Data rows:
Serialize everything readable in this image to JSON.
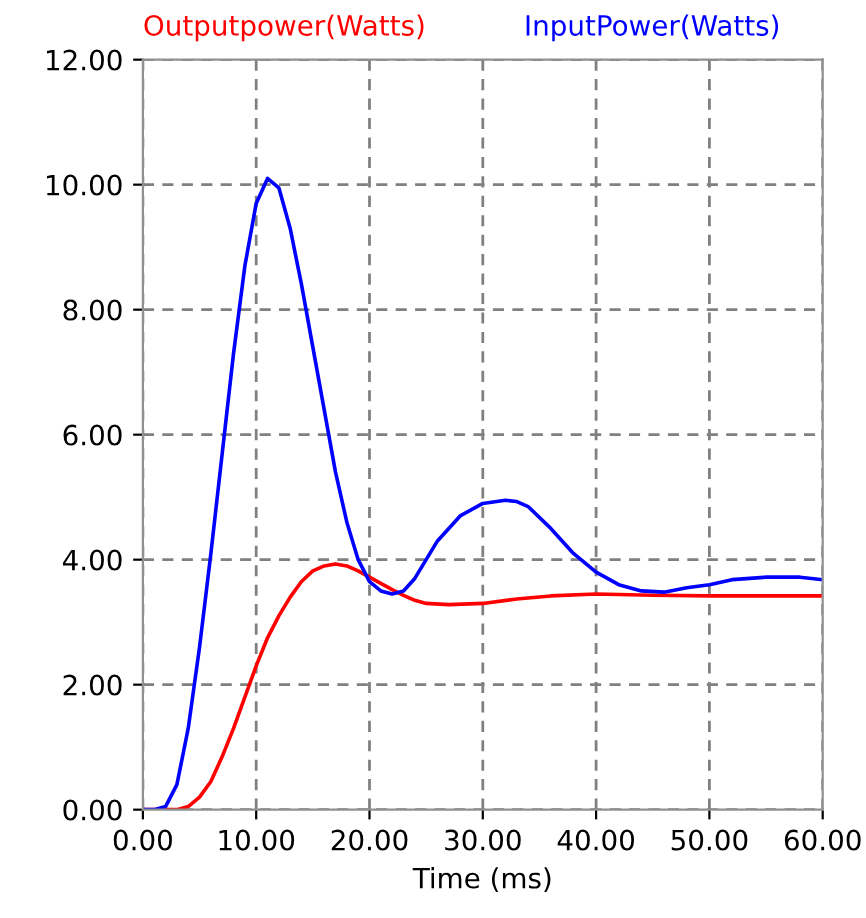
{
  "chart_data": {
    "type": "line",
    "xlabel": "Time (ms)",
    "xlim": [
      0,
      60
    ],
    "ylim": [
      0,
      12
    ],
    "xticks": [
      {
        "value": 0,
        "label": "0.00"
      },
      {
        "value": 10,
        "label": "10.00"
      },
      {
        "value": 20,
        "label": "20.00"
      },
      {
        "value": 30,
        "label": "30.00"
      },
      {
        "value": 40,
        "label": "40.00"
      },
      {
        "value": 50,
        "label": "50.00"
      },
      {
        "value": 60,
        "label": "60.00"
      }
    ],
    "yticks": [
      {
        "value": 0,
        "label": "0.00"
      },
      {
        "value": 2,
        "label": "2.00"
      },
      {
        "value": 4,
        "label": "4.00"
      },
      {
        "value": 6,
        "label": "6.00"
      },
      {
        "value": 8,
        "label": "8.00"
      },
      {
        "value": 10,
        "label": "10.00"
      },
      {
        "value": 12,
        "label": "12.00"
      }
    ],
    "grid": true,
    "legend": "top",
    "marker": "none",
    "line_style": "solid",
    "series": [
      {
        "name": "Outputpower(Watts)",
        "color": "#ff0000",
        "x": [
          0,
          3,
          4,
          5,
          6,
          7,
          8,
          9,
          10,
          11,
          12,
          13,
          14,
          15,
          16,
          17,
          18,
          19,
          20,
          21,
          22,
          23,
          24,
          25,
          27,
          30,
          33,
          36,
          40,
          45,
          50,
          55,
          60
        ],
        "values": [
          0,
          0,
          0.05,
          0.2,
          0.45,
          0.85,
          1.3,
          1.8,
          2.3,
          2.75,
          3.1,
          3.4,
          3.65,
          3.82,
          3.9,
          3.93,
          3.9,
          3.82,
          3.72,
          3.62,
          3.52,
          3.43,
          3.35,
          3.3,
          3.28,
          3.3,
          3.37,
          3.42,
          3.45,
          3.43,
          3.42,
          3.42,
          3.42
        ]
      },
      {
        "name": "InputPower(Watts)",
        "color": "#0000ff",
        "x": [
          0,
          1,
          2,
          3,
          4,
          5,
          6,
          7,
          8,
          9,
          10,
          11,
          12,
          13,
          14,
          15,
          16,
          17,
          18,
          19,
          20,
          21,
          22,
          23,
          24,
          25,
          26,
          28,
          30,
          32,
          33,
          34,
          36,
          38,
          40,
          42,
          44,
          46,
          48,
          50,
          52,
          55,
          58,
          60
        ],
        "values": [
          0,
          0,
          0.05,
          0.4,
          1.3,
          2.6,
          4.1,
          5.7,
          7.3,
          8.7,
          9.7,
          10.1,
          9.95,
          9.3,
          8.4,
          7.4,
          6.4,
          5.4,
          4.6,
          4.0,
          3.65,
          3.5,
          3.45,
          3.5,
          3.7,
          4.0,
          4.3,
          4.7,
          4.9,
          4.95,
          4.93,
          4.85,
          4.5,
          4.1,
          3.8,
          3.6,
          3.5,
          3.48,
          3.55,
          3.6,
          3.68,
          3.72,
          3.72,
          3.68
        ]
      }
    ]
  }
}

Aim: Write the lines above out again exactly, without any of their pictures.

Exercise result:
Serialize everything readable in this image to JSON.
{
  "chart_data": {
    "type": "line",
    "xlabel": "Time (ms)",
    "xlim": [
      0,
      60
    ],
    "ylim": [
      0,
      12
    ],
    "xticks": [
      {
        "value": 0,
        "label": "0.00"
      },
      {
        "value": 10,
        "label": "10.00"
      },
      {
        "value": 20,
        "label": "20.00"
      },
      {
        "value": 30,
        "label": "30.00"
      },
      {
        "value": 40,
        "label": "40.00"
      },
      {
        "value": 50,
        "label": "50.00"
      },
      {
        "value": 60,
        "label": "60.00"
      }
    ],
    "yticks": [
      {
        "value": 0,
        "label": "0.00"
      },
      {
        "value": 2,
        "label": "2.00"
      },
      {
        "value": 4,
        "label": "4.00"
      },
      {
        "value": 6,
        "label": "6.00"
      },
      {
        "value": 8,
        "label": "8.00"
      },
      {
        "value": 10,
        "label": "10.00"
      },
      {
        "value": 12,
        "label": "12.00"
      }
    ],
    "grid": true,
    "legend": "top",
    "marker": "none",
    "line_style": "solid",
    "series": [
      {
        "name": "Outputpower(Watts)",
        "color": "#ff0000",
        "x": [
          0,
          3,
          4,
          5,
          6,
          7,
          8,
          9,
          10,
          11,
          12,
          13,
          14,
          15,
          16,
          17,
          18,
          19,
          20,
          21,
          22,
          23,
          24,
          25,
          27,
          30,
          33,
          36,
          40,
          45,
          50,
          55,
          60
        ],
        "values": [
          0,
          0,
          0.05,
          0.2,
          0.45,
          0.85,
          1.3,
          1.8,
          2.3,
          2.75,
          3.1,
          3.4,
          3.65,
          3.82,
          3.9,
          3.93,
          3.9,
          3.82,
          3.72,
          3.62,
          3.52,
          3.43,
          3.35,
          3.3,
          3.28,
          3.3,
          3.37,
          3.42,
          3.45,
          3.43,
          3.42,
          3.42,
          3.42
        ]
      },
      {
        "name": "InputPower(Watts)",
        "color": "#0000ff",
        "x": [
          0,
          1,
          2,
          3,
          4,
          5,
          6,
          7,
          8,
          9,
          10,
          11,
          12,
          13,
          14,
          15,
          16,
          17,
          18,
          19,
          20,
          21,
          22,
          23,
          24,
          25,
          26,
          28,
          30,
          32,
          33,
          34,
          36,
          38,
          40,
          42,
          44,
          46,
          48,
          50,
          52,
          55,
          58,
          60
        ],
        "values": [
          0,
          0,
          0.05,
          0.4,
          1.3,
          2.6,
          4.1,
          5.7,
          7.3,
          8.7,
          9.7,
          10.1,
          9.95,
          9.3,
          8.4,
          7.4,
          6.4,
          5.4,
          4.6,
          4.0,
          3.65,
          3.5,
          3.45,
          3.5,
          3.7,
          4.0,
          4.3,
          4.7,
          4.9,
          4.95,
          4.93,
          4.85,
          4.5,
          4.1,
          3.8,
          3.6,
          3.5,
          3.48,
          3.55,
          3.6,
          3.68,
          3.72,
          3.72,
          3.68
        ]
      }
    ]
  }
}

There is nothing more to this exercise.